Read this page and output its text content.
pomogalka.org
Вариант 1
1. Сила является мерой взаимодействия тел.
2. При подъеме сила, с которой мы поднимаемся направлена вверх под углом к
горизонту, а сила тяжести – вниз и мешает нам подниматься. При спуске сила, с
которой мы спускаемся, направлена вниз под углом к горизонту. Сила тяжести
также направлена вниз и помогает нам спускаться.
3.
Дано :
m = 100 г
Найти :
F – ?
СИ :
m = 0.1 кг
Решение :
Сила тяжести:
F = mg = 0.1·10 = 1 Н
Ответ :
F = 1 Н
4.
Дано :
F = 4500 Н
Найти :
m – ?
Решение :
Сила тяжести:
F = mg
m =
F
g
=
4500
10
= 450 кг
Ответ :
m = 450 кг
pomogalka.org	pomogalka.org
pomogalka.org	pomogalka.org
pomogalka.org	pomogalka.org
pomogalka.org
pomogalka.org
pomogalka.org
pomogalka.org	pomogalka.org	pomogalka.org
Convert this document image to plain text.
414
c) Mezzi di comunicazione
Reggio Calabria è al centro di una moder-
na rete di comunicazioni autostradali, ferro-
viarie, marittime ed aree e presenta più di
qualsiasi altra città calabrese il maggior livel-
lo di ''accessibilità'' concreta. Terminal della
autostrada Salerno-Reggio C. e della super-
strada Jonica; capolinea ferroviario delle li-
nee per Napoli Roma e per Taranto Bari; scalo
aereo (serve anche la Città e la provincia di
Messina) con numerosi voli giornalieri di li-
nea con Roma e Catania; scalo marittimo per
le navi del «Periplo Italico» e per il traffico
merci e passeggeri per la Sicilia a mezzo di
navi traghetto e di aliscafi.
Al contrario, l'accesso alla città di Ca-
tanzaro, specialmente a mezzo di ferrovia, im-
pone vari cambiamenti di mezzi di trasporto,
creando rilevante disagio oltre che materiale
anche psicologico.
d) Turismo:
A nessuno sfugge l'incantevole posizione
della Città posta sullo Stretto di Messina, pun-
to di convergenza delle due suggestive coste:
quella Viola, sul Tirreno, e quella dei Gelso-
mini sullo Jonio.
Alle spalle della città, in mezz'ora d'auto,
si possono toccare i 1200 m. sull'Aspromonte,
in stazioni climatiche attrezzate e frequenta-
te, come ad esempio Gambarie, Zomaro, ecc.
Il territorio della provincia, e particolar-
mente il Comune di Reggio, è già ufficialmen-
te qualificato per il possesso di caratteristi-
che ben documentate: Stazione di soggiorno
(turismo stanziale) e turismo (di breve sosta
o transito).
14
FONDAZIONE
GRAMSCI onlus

---

» **REQUIRED WORK**
Go through the material line by line. Show each line that contains the string "mezzo".

» **OUTPUT FOR THIS TASK**
merci e passeggeri per la Sicilia a mezzo di
tanzaro, specialmente a mezzo di ferrovia, im-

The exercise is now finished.